CHALLENGE:
Check every line below for the word "name" and copy the ones that have it.

Start

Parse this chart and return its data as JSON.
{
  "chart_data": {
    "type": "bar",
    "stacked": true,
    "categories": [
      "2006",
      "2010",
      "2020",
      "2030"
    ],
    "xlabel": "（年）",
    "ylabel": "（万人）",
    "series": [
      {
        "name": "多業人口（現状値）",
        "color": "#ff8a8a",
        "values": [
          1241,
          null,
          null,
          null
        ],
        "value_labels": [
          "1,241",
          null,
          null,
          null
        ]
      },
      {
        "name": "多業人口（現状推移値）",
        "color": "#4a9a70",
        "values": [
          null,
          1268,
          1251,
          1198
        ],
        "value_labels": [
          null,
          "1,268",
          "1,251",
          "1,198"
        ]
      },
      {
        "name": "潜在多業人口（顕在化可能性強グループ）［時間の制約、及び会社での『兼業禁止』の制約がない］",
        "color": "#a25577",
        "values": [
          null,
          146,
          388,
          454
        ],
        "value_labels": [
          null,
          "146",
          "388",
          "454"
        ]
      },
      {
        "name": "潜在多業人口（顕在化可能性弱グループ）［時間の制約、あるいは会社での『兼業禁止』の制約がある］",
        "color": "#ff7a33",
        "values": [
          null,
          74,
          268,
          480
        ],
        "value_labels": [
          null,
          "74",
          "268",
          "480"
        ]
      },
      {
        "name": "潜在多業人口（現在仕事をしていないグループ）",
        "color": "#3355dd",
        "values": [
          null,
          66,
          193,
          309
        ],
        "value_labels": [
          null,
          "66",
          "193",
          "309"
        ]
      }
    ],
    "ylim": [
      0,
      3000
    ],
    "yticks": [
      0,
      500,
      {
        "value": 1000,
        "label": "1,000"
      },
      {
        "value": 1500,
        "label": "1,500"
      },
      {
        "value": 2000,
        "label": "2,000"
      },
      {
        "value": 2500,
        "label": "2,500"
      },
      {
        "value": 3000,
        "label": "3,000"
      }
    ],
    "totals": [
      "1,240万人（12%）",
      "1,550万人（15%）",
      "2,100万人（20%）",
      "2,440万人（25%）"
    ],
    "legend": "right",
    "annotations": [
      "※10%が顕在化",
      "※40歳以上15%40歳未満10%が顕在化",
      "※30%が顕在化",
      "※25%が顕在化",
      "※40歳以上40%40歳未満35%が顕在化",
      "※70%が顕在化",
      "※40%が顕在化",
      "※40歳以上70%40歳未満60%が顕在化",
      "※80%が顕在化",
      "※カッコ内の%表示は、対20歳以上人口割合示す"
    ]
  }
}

End

SOLVED PROBLEM:
        "name": "多業人口（現状値）",
        "name": "多業人口（現状推移値）",
        "name": "潜在多業人口（顕在化可能性強グループ）［時間の制約、及び会社での『兼業禁止』の制約がない］",
        "name": "潜在多業人口（顕在化可能性弱グループ）［時間の制約、あるいは会社での『兼業禁止』の制約がある］",
        "name": "潜在多業人口（現在仕事をしていないグループ）",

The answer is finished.